Task statement: List every line in this data where the string "title" occurs.

Given data:
++++++++++
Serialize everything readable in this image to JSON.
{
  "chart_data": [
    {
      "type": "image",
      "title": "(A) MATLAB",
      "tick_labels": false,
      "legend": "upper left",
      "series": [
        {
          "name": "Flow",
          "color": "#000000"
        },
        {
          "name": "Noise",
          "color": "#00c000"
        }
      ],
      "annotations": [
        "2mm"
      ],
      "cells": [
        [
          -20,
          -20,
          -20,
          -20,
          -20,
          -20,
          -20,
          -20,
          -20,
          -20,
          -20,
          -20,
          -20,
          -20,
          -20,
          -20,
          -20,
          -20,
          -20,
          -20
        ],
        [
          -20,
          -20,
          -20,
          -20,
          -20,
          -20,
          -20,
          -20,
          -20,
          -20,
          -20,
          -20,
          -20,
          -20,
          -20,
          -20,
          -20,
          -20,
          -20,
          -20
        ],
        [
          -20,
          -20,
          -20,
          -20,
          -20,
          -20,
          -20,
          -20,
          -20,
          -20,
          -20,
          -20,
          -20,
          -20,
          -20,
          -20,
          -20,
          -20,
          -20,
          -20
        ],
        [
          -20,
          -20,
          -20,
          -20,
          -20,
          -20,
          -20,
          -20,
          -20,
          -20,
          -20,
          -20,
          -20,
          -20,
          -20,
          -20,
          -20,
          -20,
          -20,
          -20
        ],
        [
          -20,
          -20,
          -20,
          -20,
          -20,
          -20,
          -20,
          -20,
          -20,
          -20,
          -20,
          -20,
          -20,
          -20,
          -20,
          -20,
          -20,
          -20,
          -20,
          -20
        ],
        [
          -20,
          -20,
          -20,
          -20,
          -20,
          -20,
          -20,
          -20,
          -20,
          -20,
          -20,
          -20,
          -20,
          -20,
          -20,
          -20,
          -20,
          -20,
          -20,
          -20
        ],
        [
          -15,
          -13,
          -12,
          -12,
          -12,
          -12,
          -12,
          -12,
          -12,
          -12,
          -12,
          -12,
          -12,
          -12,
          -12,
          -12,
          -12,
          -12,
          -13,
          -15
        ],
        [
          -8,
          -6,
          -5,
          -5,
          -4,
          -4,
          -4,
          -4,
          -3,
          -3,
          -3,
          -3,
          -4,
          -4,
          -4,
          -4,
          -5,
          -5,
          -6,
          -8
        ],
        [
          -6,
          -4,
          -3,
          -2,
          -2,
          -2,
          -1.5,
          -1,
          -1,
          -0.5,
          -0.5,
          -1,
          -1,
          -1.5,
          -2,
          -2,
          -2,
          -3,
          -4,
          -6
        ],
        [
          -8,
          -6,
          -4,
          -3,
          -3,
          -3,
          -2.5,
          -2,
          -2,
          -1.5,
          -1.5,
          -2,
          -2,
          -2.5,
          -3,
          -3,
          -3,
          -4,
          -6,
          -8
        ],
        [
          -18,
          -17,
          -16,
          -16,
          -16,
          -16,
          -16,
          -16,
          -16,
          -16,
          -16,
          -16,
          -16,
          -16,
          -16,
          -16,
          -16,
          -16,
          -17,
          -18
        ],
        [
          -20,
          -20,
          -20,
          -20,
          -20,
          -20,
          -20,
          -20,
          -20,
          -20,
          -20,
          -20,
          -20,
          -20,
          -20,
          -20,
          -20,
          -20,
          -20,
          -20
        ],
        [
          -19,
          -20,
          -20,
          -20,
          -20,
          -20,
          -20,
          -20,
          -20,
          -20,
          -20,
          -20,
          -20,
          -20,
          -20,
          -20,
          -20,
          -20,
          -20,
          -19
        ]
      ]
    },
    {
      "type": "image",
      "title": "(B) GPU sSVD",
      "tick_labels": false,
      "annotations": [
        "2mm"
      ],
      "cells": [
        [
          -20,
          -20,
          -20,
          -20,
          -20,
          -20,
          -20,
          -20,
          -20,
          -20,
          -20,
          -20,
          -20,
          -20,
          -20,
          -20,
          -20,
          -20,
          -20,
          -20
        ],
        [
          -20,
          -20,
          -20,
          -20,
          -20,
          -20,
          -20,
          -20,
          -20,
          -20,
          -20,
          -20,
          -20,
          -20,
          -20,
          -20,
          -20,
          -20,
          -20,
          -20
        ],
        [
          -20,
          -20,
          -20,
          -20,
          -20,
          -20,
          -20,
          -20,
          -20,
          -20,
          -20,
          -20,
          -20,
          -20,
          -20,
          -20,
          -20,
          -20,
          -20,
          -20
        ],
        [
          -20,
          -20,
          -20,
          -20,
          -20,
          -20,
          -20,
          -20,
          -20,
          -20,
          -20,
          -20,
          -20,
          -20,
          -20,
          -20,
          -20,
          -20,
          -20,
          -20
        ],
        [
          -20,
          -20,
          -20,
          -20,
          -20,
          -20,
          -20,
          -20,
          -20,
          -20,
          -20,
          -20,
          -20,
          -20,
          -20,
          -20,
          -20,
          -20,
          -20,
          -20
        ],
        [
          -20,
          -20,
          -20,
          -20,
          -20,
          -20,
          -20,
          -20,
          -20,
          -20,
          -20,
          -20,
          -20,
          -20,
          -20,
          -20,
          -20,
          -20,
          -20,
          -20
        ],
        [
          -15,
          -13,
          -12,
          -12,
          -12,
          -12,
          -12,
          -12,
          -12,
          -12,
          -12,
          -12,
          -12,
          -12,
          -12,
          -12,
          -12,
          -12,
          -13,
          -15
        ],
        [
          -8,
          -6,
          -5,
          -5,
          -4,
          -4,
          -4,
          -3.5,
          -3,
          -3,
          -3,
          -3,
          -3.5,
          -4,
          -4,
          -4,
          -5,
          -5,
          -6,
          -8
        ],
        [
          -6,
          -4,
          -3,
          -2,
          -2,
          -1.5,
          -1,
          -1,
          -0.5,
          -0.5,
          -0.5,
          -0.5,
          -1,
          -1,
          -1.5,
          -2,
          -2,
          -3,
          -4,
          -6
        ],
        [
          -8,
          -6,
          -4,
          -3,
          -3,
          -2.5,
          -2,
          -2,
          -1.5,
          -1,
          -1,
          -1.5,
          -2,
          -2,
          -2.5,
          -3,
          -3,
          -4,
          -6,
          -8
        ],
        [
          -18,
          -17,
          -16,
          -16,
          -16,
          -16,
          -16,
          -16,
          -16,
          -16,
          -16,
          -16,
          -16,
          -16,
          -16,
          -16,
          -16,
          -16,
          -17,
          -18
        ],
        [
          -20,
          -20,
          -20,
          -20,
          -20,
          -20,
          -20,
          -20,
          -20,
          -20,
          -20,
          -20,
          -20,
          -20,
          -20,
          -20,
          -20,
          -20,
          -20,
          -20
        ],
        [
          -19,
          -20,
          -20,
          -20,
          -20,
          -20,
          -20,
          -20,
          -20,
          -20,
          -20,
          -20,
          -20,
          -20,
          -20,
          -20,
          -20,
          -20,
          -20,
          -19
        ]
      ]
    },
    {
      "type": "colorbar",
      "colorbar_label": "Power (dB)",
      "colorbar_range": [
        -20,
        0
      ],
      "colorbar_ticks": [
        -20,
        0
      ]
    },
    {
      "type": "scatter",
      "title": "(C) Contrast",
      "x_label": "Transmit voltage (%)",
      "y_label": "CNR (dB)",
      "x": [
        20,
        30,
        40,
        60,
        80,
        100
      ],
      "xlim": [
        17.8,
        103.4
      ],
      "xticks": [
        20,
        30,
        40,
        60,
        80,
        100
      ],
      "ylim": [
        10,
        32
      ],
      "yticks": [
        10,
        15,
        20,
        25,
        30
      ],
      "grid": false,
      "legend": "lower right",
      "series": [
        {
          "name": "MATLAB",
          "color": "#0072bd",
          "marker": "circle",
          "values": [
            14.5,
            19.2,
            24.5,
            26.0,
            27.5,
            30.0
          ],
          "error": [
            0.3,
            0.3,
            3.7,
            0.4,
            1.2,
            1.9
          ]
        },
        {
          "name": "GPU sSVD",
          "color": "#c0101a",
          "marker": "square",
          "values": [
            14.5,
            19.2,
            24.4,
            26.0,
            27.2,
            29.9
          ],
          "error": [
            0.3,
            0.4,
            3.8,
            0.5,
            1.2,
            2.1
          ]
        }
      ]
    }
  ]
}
++++++++++
Task answer:
      "title": "(A) MATLAB",
      "title": "(B) GPU sSVD",
      "title": "(C) Contrast",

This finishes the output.